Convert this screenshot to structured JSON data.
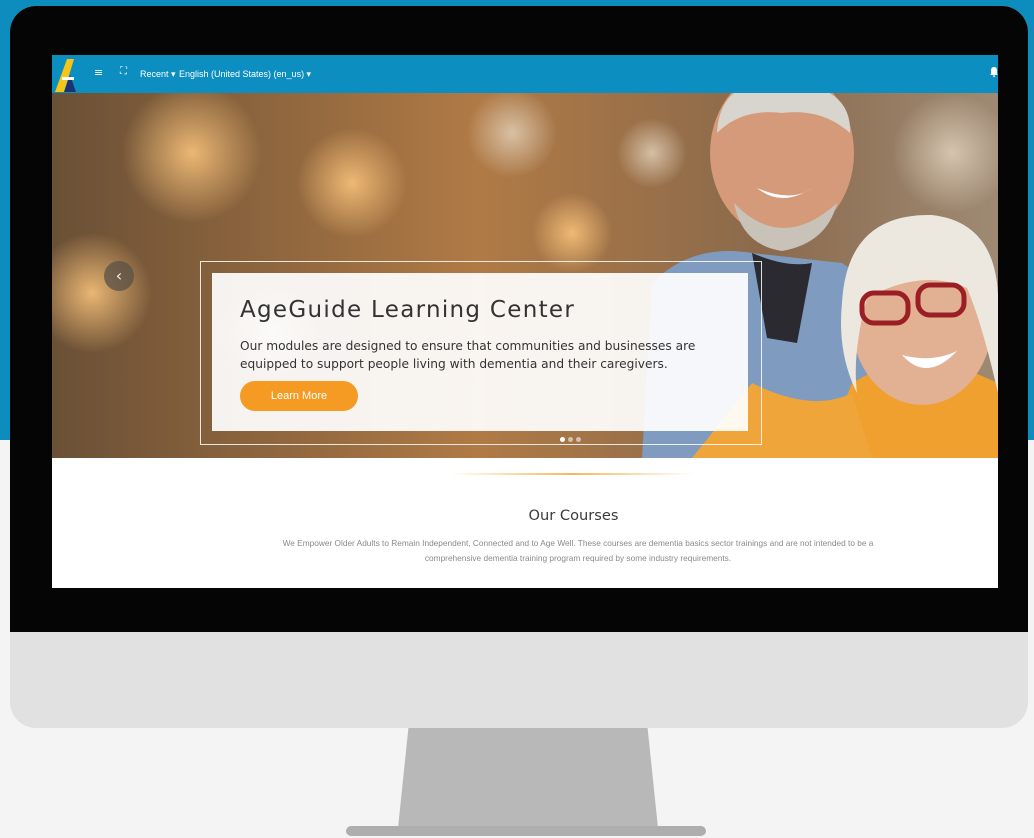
{
  "navbar": {
    "menu_icon": "hamburger-icon",
    "fullscreen_icon": "fullscreen-icon",
    "recent_label": "Recent ▾",
    "language_label": "English (United States) (en_us) ▾",
    "notifications_icon": "bell-icon",
    "brand_colors": {
      "yellow": "#f5c518",
      "navy": "#1b2a6b"
    },
    "bar_color": "#0d8ec0"
  },
  "hero": {
    "prev_icon": "chevron-left-icon",
    "title": "AgeGuide Learning Center",
    "description": "Our modules are designed to ensure that communities and businesses are equipped to support people living with dementia and their caregivers.",
    "button_label": "Learn More",
    "button_color": "#f59a22",
    "slide_count": 3,
    "active_slide": 1
  },
  "courses": {
    "title": "Our Courses",
    "description": "We Empower Older Adults to Remain Independent, Connected and to Age Well. These courses are dementia basics sector trainings and are not intended to be a comprehensive dementia training program required by some industry requirements."
  }
}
-=-=-
◆ **STATED GOAL**
Send back the data above word for word, with the pictures left out.

◆ **RESPONSE TO THIS TASK**
Convert this screenshot to structured JSON data.
{
  "navbar": {
    "menu_icon": "hamburger-icon",
    "fullscreen_icon": "fullscreen-icon",
    "recent_label": "Recent ▾",
    "language_label": "English (United States) (en_us) ▾",
    "notifications_icon": "bell-icon",
    "brand_colors": {
      "yellow": "#f5c518",
      "navy": "#1b2a6b"
    },
    "bar_color": "#0d8ec0"
  },
  "hero": {
    "prev_icon": "chevron-left-icon",
    "title": "AgeGuide Learning Center",
    "description": "Our modules are designed to ensure that communities and businesses are equipped to support people living with dementia and their caregivers.",
    "button_label": "Learn More",
    "button_color": "#f59a22",
    "slide_count": 3,
    "active_slide": 1
  },
  "courses": {
    "title": "Our Courses",
    "description": "We Empower Older Adults to Remain Independent, Connected and to Age Well. These courses are dementia basics sector trainings and are not intended to be a comprehensive dementia training program required by some industry requirements."
  }
}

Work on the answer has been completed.